* _WHAT IS ASKED_
Gather up the lines with the word "right" in them.

┌─ ROWS

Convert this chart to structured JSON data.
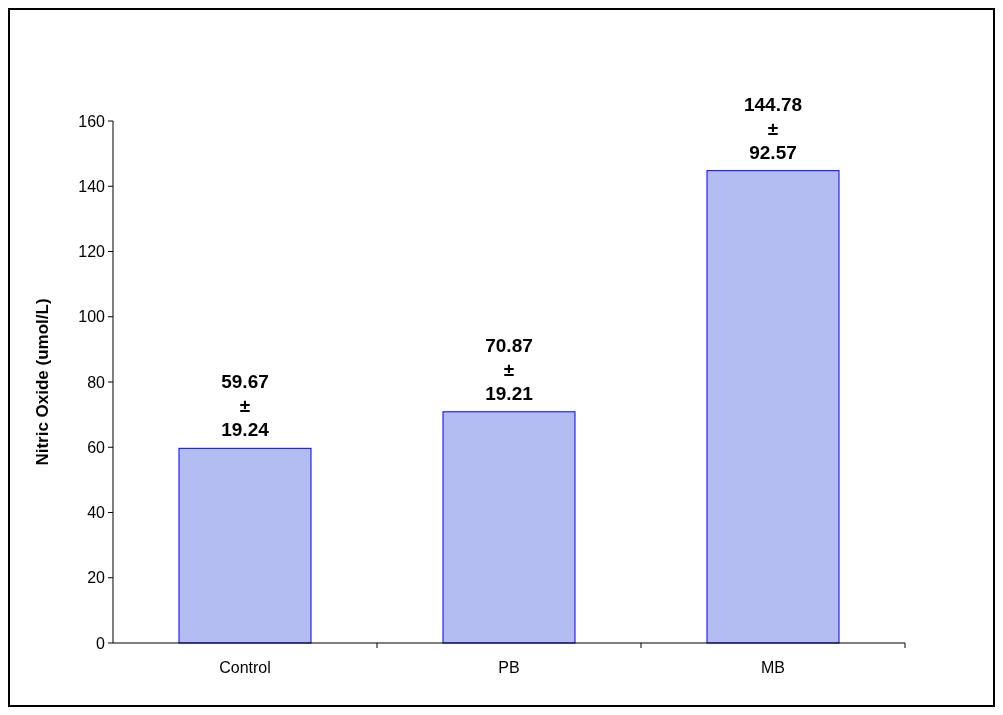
{
  "chart_data": {
    "type": "bar",
    "ylabel": "Nitric Oxide (umol/L)",
    "categories": [
      "Control",
      "PB",
      "MB"
    ],
    "values": [
      59.67,
      70.87,
      144.78
    ],
    "value_labels": [
      "59.67 ± 19.24",
      "70.87 ± 19.21",
      "144.78 ± 92.57"
    ],
    "color": "#b3bdf2",
    "ylim": [
      0,
      160
    ],
    "yticks": [
      0,
      20,
      40,
      60,
      80,
      100,
      120,
      140,
      160
    ],
    "grid": false
  }
}
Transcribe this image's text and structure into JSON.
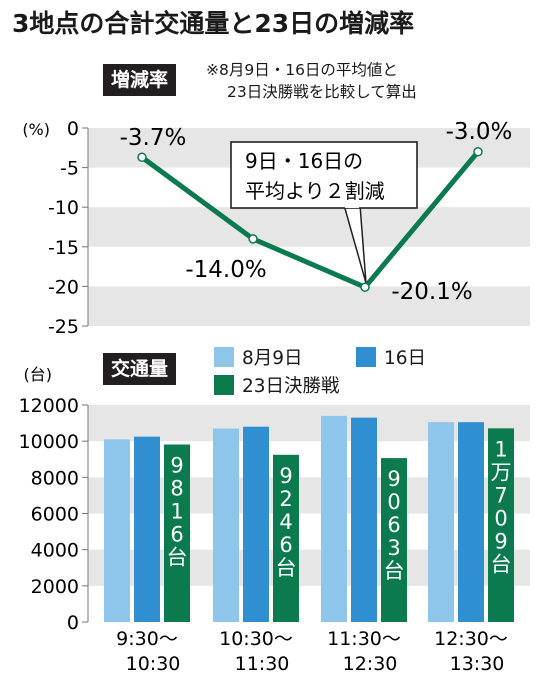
{
  "title": "3地点の合計交通量と23日の増減率",
  "rate_section": {
    "label": "増減率",
    "note_line1": "※8月9日・16日の平均値と",
    "note_line2": "23日決勝戦を比較して算出",
    "unit": "(%)",
    "callout_line1": "9日・16日の",
    "callout_line2": "平均より２割減"
  },
  "volume_section": {
    "label": "交通量",
    "unit": "(台)"
  },
  "colors": {
    "aug9": "#8ec5ea",
    "aug16": "#2f8fd0",
    "aug23": "#0b7a4e",
    "line": "#0b7a4e",
    "grid_band": "#e6e6e6",
    "label_bg": "#231f20"
  },
  "chart_data": [
    {
      "type": "line",
      "categories": [
        "9:30〜10:30",
        "10:30〜11:30",
        "11:30〜12:30",
        "12:30〜13:30"
      ],
      "values": [
        -3.7,
        -14.0,
        -20.1,
        -3.0
      ],
      "data_labels": [
        "-3.7%",
        "-14.0%",
        "-20.1%",
        "-3.0%"
      ],
      "ylim": [
        -25,
        0
      ],
      "yticks": [
        "0",
        "-5",
        "-10",
        "-15",
        "-20",
        "-25"
      ],
      "ytick_values": [
        0,
        -5,
        -10,
        -15,
        -20,
        -25
      ],
      "ylabel": "(%)",
      "grid": "horizontal bands"
    },
    {
      "type": "bar",
      "categories": [
        "9:30〜10:30",
        "10:30〜11:30",
        "11:30〜12:30",
        "12:30〜13:30"
      ],
      "category_lines": [
        [
          "9:30〜",
          "10:30"
        ],
        [
          "10:30〜",
          "11:30"
        ],
        [
          "11:30〜",
          "12:30"
        ],
        [
          "12:30〜",
          "13:30"
        ]
      ],
      "series": [
        {
          "name": "8月9日",
          "values": [
            10100,
            10700,
            11400,
            11050
          ]
        },
        {
          "name": "16日",
          "values": [
            10250,
            10800,
            11300,
            11050
          ]
        },
        {
          "name": "23日決勝戦",
          "values": [
            9816,
            9246,
            9063,
            10709
          ],
          "data_labels": [
            "9816台",
            "9246台",
            "9063台",
            "1万709台"
          ]
        }
      ],
      "ylim": [
        0,
        12000
      ],
      "yticks": [
        "12000",
        "10000",
        "8000",
        "6000",
        "4000",
        "2000",
        "0"
      ],
      "ytick_values": [
        12000,
        10000,
        8000,
        6000,
        4000,
        2000,
        0
      ],
      "ylabel": "(台)",
      "legend": "top-right"
    }
  ]
}
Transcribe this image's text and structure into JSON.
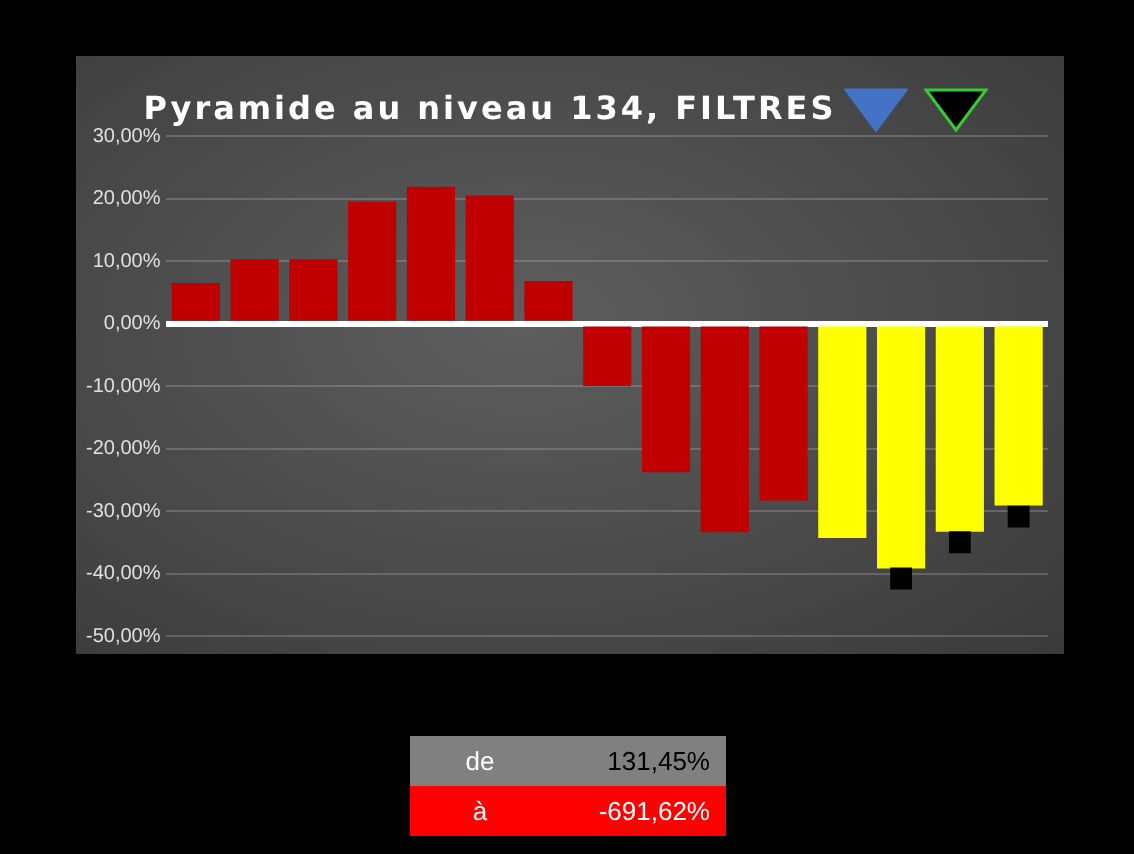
{
  "chart_data": {
    "type": "bar",
    "title": "Pyramide au niveau 134, FILTRES",
    "categories": [
      null,
      null,
      null,
      null,
      null,
      null,
      null,
      null,
      null,
      null,
      null,
      null,
      null,
      null,
      null
    ],
    "series": [
      {
        "colors": [
          "#c00000",
          "#c00000",
          "#c00000",
          "#c00000",
          "#c00000",
          "#c00000",
          "#c00000",
          "#c00000",
          "#c00000",
          "#c00000",
          "#c00000",
          "#ffff00",
          "#ffff00",
          "#ffff00",
          "#ffff00"
        ],
        "values": [
          6.5,
          10.3,
          10.3,
          19.5,
          21.9,
          20.5,
          6.8,
          -10.0,
          -23.8,
          -33.4,
          -28.3,
          -34.3,
          -39.2,
          -33.3,
          -29.1
        ]
      },
      {
        "type": "scatter",
        "color": "#000000",
        "marker": "square",
        "values": [
          null,
          null,
          null,
          null,
          null,
          null,
          null,
          null,
          null,
          null,
          null,
          null,
          -40.8,
          -35.0,
          -30.9
        ]
      }
    ],
    "ylim": [
      -50,
      30
    ],
    "yticks": [
      {
        "value": 30,
        "label": "30,00%"
      },
      {
        "value": 20,
        "label": "20,00%"
      },
      {
        "value": 10,
        "label": "10,00%"
      },
      {
        "value": 0,
        "label": "0,00%"
      },
      {
        "value": -10,
        "label": "-10,00%"
      },
      {
        "value": -20,
        "label": "-20,00%"
      },
      {
        "value": -30,
        "label": "-30,00%"
      },
      {
        "value": -40,
        "label": "-40,00%"
      },
      {
        "value": -50,
        "label": "-50,00%"
      }
    ],
    "grid": "y",
    "legend": false,
    "tick_labels": "y",
    "annotations": [
      "de",
      "131,45%",
      "à",
      "-691,62%"
    ]
  }
}
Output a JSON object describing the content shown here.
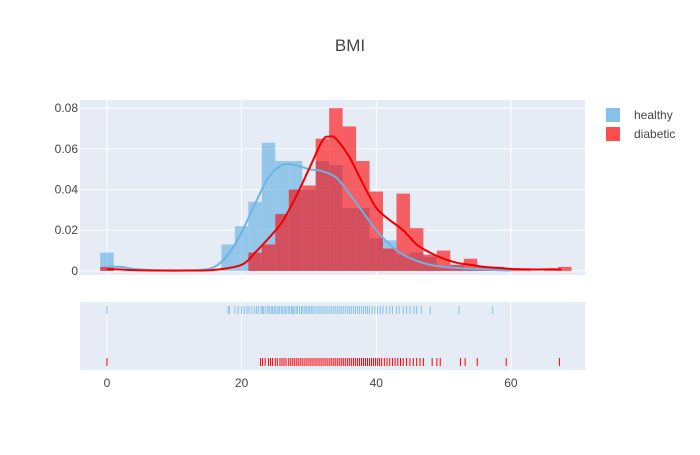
{
  "title": "BMI",
  "colors": {
    "healthy": "#5dade2",
    "diabetic": "#ff0000",
    "plot_bg": "#e5ecf6",
    "grid": "#ffffff",
    "text": "#444444",
    "title": "#444444"
  },
  "legend": {
    "placement": "top-right",
    "items": [
      {
        "name": "healthy",
        "color": "#85c1e9"
      },
      {
        "name": "diabetic",
        "color": "#ff4d4d"
      }
    ]
  },
  "chart_data": {
    "type": "histogram-with-density-and-rug",
    "title": "BMI",
    "bin_width": 2,
    "xlim": [
      -4,
      71
    ],
    "ylim": [
      -0.002,
      0.084
    ],
    "x_ticks": [
      0,
      20,
      40,
      60
    ],
    "x_tick_labels": [
      "0",
      "20",
      "40",
      "60"
    ],
    "y_ticks": [
      0,
      0.02,
      0.04,
      0.06,
      0.08
    ],
    "y_tick_labels": [
      "0",
      "0.02",
      "0.04",
      "0.06",
      "0.08"
    ],
    "grid": true,
    "series": [
      {
        "name": "healthy",
        "bins": [
          [
            -1,
            0.009
          ],
          [
            17,
            0.013
          ],
          [
            19,
            0.022
          ],
          [
            21,
            0.034
          ],
          [
            23,
            0.063
          ],
          [
            25,
            0.054
          ],
          [
            27,
            0.054
          ],
          [
            29,
            0.04
          ],
          [
            31,
            0.054
          ],
          [
            33,
            0.052
          ],
          [
            35,
            0.031
          ],
          [
            37,
            0.031
          ],
          [
            39,
            0.016
          ],
          [
            41,
            0.015
          ],
          [
            43,
            0.008
          ],
          [
            45,
            0.009
          ],
          [
            47,
            0.007
          ],
          [
            49,
            0.002
          ],
          [
            51,
            0.003
          ],
          [
            53,
            0.001
          ],
          [
            55,
            0.001
          ],
          [
            57,
            0.001
          ]
        ],
        "density": [
          [
            0,
            0.002
          ],
          [
            2,
            0.002
          ],
          [
            4,
            0.001
          ],
          [
            6,
            0.0005
          ],
          [
            8,
            0.0003
          ],
          [
            10,
            0.0003
          ],
          [
            12,
            0.0003
          ],
          [
            14,
            0.0005
          ],
          [
            16,
            0.002
          ],
          [
            18,
            0.008
          ],
          [
            20,
            0.019
          ],
          [
            22,
            0.033
          ],
          [
            24,
            0.046
          ],
          [
            26,
            0.052
          ],
          [
            28,
            0.052
          ],
          [
            30,
            0.05
          ],
          [
            32,
            0.049
          ],
          [
            34,
            0.046
          ],
          [
            36,
            0.038
          ],
          [
            38,
            0.029
          ],
          [
            40,
            0.02
          ],
          [
            42,
            0.013
          ],
          [
            44,
            0.008
          ],
          [
            46,
            0.005
          ],
          [
            48,
            0.003
          ],
          [
            50,
            0.002
          ],
          [
            52,
            0.0015
          ],
          [
            54,
            0.001
          ],
          [
            56,
            0.0008
          ],
          [
            58,
            0.0004
          ],
          [
            60,
            0.0002
          ]
        ],
        "rug": [
          0,
          18,
          18.2,
          19,
          19.5,
          20,
          20.4,
          20.8,
          21.1,
          21.5,
          21.9,
          22.2,
          22.5,
          22.9,
          23.1,
          23.3,
          23.6,
          23.9,
          24.1,
          24.4,
          24.6,
          24.9,
          25.1,
          25.4,
          25.6,
          25.9,
          26.1,
          26.4,
          26.6,
          26.9,
          27.1,
          27.4,
          27.6,
          27.8,
          28.1,
          28.3,
          28.6,
          28.9,
          29.1,
          29.4,
          29.6,
          29.9,
          30.1,
          30.4,
          30.6,
          30.9,
          31.2,
          31.5,
          31.8,
          32.1,
          32.4,
          32.7,
          33,
          33.3,
          33.6,
          33.9,
          34.2,
          34.5,
          34.8,
          35.1,
          35.4,
          35.7,
          36,
          36.3,
          36.6,
          36.9,
          37.2,
          37.5,
          37.8,
          38.1,
          38.4,
          38.7,
          39,
          39.4,
          39.8,
          40.2,
          40.6,
          41,
          41.5,
          42,
          42.4,
          43,
          43.4,
          44,
          44.5,
          45,
          45.6,
          46,
          46.7,
          48,
          52.3,
          57.3
        ]
      },
      {
        "name": "diabetic",
        "bins": [
          [
            -1,
            0.002
          ],
          [
            21,
            0.009
          ],
          [
            23,
            0.013
          ],
          [
            25,
            0.028
          ],
          [
            27,
            0.04
          ],
          [
            29,
            0.042
          ],
          [
            31,
            0.065
          ],
          [
            33,
            0.08
          ],
          [
            35,
            0.071
          ],
          [
            37,
            0.054
          ],
          [
            39,
            0.039
          ],
          [
            41,
            0.011
          ],
          [
            43,
            0.038
          ],
          [
            45,
            0.021
          ],
          [
            47,
            0.008
          ],
          [
            49,
            0.01
          ],
          [
            51,
            0.003
          ],
          [
            53,
            0.006
          ],
          [
            55,
            0.002
          ],
          [
            57,
            0.002
          ],
          [
            59,
            0.001
          ],
          [
            61,
            0.001
          ],
          [
            65,
            0.001
          ],
          [
            67,
            0.002
          ]
        ],
        "density": [
          [
            0,
            0.001
          ],
          [
            4,
            0.0004
          ],
          [
            8,
            0.0002
          ],
          [
            12,
            0.0002
          ],
          [
            16,
            0.0005
          ],
          [
            20,
            0.003
          ],
          [
            22,
            0.009
          ],
          [
            24,
            0.016
          ],
          [
            26,
            0.024
          ],
          [
            28,
            0.036
          ],
          [
            30,
            0.05
          ],
          [
            32,
            0.064
          ],
          [
            33,
            0.066
          ],
          [
            34,
            0.065
          ],
          [
            36,
            0.056
          ],
          [
            38,
            0.043
          ],
          [
            40,
            0.031
          ],
          [
            42,
            0.025
          ],
          [
            44,
            0.02
          ],
          [
            46,
            0.013
          ],
          [
            48,
            0.009
          ],
          [
            50,
            0.006
          ],
          [
            52,
            0.004
          ],
          [
            54,
            0.003
          ],
          [
            56,
            0.002
          ],
          [
            58,
            0.0015
          ],
          [
            60,
            0.001
          ],
          [
            62,
            0.0008
          ],
          [
            64,
            0.0007
          ],
          [
            66,
            0.0008
          ],
          [
            67.5,
            0.0007
          ]
        ],
        "rug": [
          0,
          22.8,
          23.1,
          23.5,
          24,
          24.3,
          24.6,
          25,
          25.3,
          25.7,
          26,
          26.3,
          26.6,
          27,
          27.3,
          27.6,
          27.9,
          28.2,
          28.5,
          28.8,
          29.1,
          29.4,
          29.7,
          30,
          30.3,
          30.6,
          30.9,
          31.2,
          31.5,
          31.8,
          32.1,
          32.4,
          32.7,
          33,
          33.3,
          33.6,
          33.9,
          34.2,
          34.5,
          34.8,
          35.1,
          35.4,
          35.7,
          36,
          36.3,
          36.6,
          36.9,
          37.2,
          37.5,
          37.8,
          38.1,
          38.4,
          38.7,
          39,
          39.3,
          39.6,
          39.9,
          40.2,
          40.5,
          40.8,
          41.2,
          41.6,
          42,
          42.4,
          42.8,
          43.2,
          43.6,
          44,
          44.5,
          45,
          45.5,
          46,
          46.5,
          47,
          48.3,
          49,
          49.5,
          52.5,
          53.2,
          55,
          59.3,
          67.2
        ]
      }
    ]
  }
}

└─

* _ANSWER TO THIS TASK_
      "legend": "top-right"
    "placement": "top-right",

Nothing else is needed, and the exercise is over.